## ТЕКСТ ДЛЯ ЧТЕНИЯ:
==================================================

Солопий из «Сорочинской ярмарки», напуганный появлением головы свиньи в окне, бросается наутек из дома: он думает, что за ним гонится черт, на самом деле за ним следует испуганная Хивря. Цыгане, обнаружившие их лежащими друг на друге, тоже припоминают черта:

– Что лежит, Влас?

– Так, как будто бы два человека: один наверху, другой нанизу; который из них черт, уже и не распознаю!

– А кто наверху?

– Баба!

– Ну, вот, это ж то и есть черт!

Всеобщий хохот разбудил почти всю улицу.

В украинском фольклоре женщина часто соотносится с дьяволом. По одной из легенд женщина была сотворена не из ребра Адама, а из хвоста черта. По другой – увидев бабу и черта, апостол Петр отрубил им обоим головы, а затем приставил их наоборот, с тех пор баба ходит с головой черта[23]. Мистический ужас перед женщиной, которая может лишить мужчину воли (или угрозами, как Хивря, или своим обаянием, как Солоха), распространяется на весь цикл и находит отражение даже в рассказе про Шпоньку, казалось бы избавленном от всякой потусторонности. После сватовства Ивану Федоровичу снится страшный липкий сон:

То представлялось ему, что он уже женат, что все в домике их так чудно, так странно: в его комнате стоит – вместо одинокой – двойная кровать. На стуле сидит жена. Ему странно; он не знает, как подойти к ней, что говорить с нею, и замечает, что у нее гусиное лицо. Нечаянно поворачивается он в сторону и видит другую жену, тоже с гусиным лицом. Поворачивается в другую сторону – стоит третья жена. Назад – еще одна жена. Тут его берет тоска. Он бросился бежать в сад; но в саду жарко. Он снял шляпу, видит: и в шляпе сидит жена. Пот выступил у него на лице. Полез в карман за платком – и в кармане жена; вынул из уха хлопчатую бумагу – и там сидит жена…

Как известно, сам Гоголь тоже опасался сближаться с женщинами и всю жизнь оставался холостым.

==================================================

## ЗАДАНИЯ:
a: Перепишите часть текста, начиная с предложения, где стоят слова «То представлялось ему, что», и заканчивая словами «жизнь оставался холостым.», при этом замените «двойная кровать» на «широкая кровать».
b: Назовите всех персонажей произведений Гоголя, упомянутых в тексте по имени.
c: Определите, соответствуют ли тексту следующие утверждения: (i) за убегающим Солопием на самом деле следует Хивря; (ii) по одной из легенд женщина была сотворена из ребра Адама; (iii) Гоголь был женат. На каждое ответьте «да» или «нет» и приведите точную цитату из текста, подтверждающую ответ.
Приложенные материалы для работы не потребуются.

## ПРИЛОЖЕННЫЕ МАТЕРИАЛЫ:
==================================================

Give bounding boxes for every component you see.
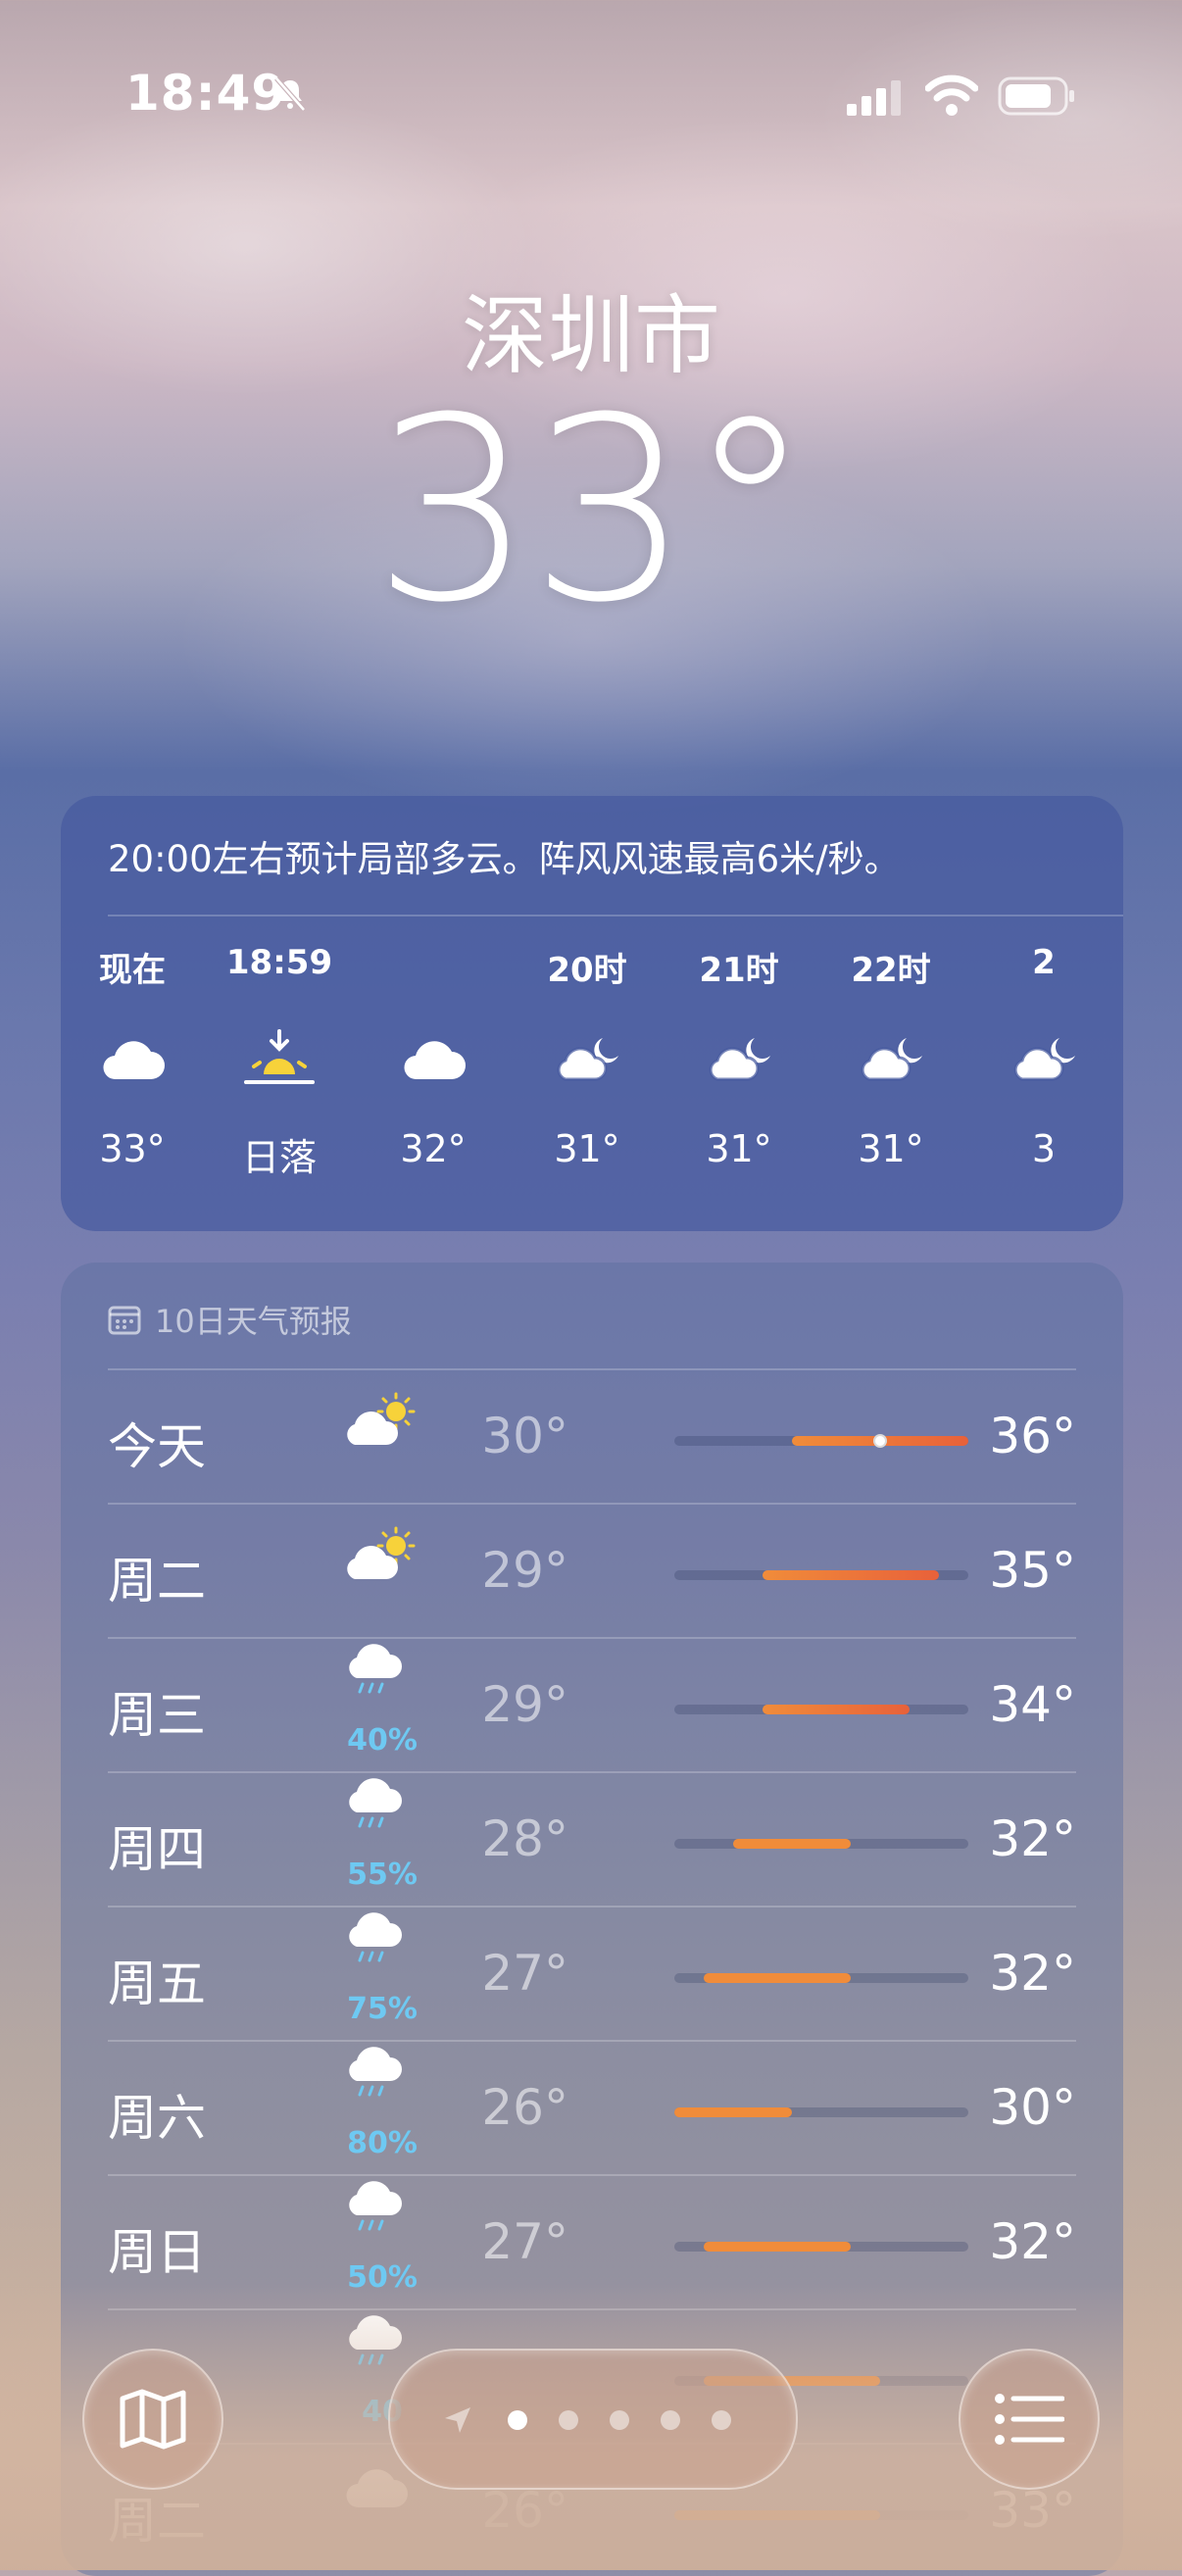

==================================================

## ОТВЕТЫ:
a:
То представлялось ему, что он уже женат, что все в домике их так чудно, так странно: в его комнате стоит – вместо одинокой – широкая кровать. На стуле сидит жена. Ему странно; он не знает, как подойти к ней, что говорить с нею, и замечает, что у нее гусиное лицо. Нечаянно поворачивается он в сторону и видит другую жену, тоже с гусиным лицом. Поворачивается в другую сторону – стоит третья жена. Назад – еще одна жена. Тут его берет тоска. Он бросился бежать в сад; но в саду жарко. Он снял шляпу, видит: и в шляпе сидит жена. Пот выступил у него на лице. Полез в карман за платком – и в кармане жена; вынул из уха хлопчатую бумагу – и там сидит жена…

Как известно, сам Гоголь тоже опасался сближаться с женщинами и всю жизнь оставался холостым.

b: Солопий, Хивря, Влас, Солоха, Иван Федорович Шпонька.

c:
(i) Да: «на самом деле за ним следует испуганная Хивря».
(ii) Нет: «женщина была сотворена не из ребра Адама, а из хвоста черта».
(iii) Нет: «всю жизнь оставался холостым».